Extract every line of the material that holds the string "geodataportal".

---- TASK INPUT

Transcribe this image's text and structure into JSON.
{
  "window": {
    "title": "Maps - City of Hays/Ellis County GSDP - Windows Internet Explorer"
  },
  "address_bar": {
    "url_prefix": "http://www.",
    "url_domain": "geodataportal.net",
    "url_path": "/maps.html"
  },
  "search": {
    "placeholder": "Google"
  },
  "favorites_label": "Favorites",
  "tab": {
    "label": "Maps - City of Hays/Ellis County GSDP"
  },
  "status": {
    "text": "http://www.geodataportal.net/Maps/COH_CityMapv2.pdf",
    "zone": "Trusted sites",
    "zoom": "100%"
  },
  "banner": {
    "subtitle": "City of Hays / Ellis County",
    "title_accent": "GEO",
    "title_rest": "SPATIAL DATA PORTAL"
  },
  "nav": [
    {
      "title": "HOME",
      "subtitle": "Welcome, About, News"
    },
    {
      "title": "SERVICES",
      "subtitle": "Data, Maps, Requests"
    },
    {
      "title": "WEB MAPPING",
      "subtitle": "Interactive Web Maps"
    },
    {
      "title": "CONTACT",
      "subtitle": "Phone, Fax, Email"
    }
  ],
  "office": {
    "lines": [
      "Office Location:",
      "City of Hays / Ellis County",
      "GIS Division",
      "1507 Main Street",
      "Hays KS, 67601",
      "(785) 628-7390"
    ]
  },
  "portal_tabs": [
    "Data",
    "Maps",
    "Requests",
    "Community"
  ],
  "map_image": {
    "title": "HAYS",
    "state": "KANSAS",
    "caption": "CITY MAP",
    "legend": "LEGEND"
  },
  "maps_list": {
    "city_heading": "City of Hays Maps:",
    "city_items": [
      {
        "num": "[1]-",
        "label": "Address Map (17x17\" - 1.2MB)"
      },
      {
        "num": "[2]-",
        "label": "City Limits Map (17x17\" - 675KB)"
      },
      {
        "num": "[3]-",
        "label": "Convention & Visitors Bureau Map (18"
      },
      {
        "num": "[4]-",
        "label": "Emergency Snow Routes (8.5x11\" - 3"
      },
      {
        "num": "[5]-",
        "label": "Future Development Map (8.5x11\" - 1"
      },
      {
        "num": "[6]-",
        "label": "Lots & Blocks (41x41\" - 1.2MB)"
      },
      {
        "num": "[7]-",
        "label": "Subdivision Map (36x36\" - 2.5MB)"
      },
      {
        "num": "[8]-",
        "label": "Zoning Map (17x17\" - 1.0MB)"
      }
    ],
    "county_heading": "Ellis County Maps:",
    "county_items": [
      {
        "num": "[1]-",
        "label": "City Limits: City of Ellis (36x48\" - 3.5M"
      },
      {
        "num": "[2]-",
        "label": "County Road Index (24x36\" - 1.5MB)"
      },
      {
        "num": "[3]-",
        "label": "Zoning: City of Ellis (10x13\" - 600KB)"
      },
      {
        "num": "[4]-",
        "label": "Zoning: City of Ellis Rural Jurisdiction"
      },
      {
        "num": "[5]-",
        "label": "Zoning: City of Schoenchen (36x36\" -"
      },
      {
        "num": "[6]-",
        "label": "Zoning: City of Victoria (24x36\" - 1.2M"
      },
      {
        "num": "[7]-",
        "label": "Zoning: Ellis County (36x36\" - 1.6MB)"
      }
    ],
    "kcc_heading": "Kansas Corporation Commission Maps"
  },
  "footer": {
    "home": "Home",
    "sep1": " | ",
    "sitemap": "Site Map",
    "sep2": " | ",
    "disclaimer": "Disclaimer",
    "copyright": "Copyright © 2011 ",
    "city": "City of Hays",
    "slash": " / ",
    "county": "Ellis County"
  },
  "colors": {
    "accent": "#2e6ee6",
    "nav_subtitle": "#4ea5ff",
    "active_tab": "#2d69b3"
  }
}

--------

#### COMPLETE RESPONSE
    "url_domain": "geodataportal.net",
    "text": "http://www.geodataportal.net/Maps/COH_CityMapv2.pdf",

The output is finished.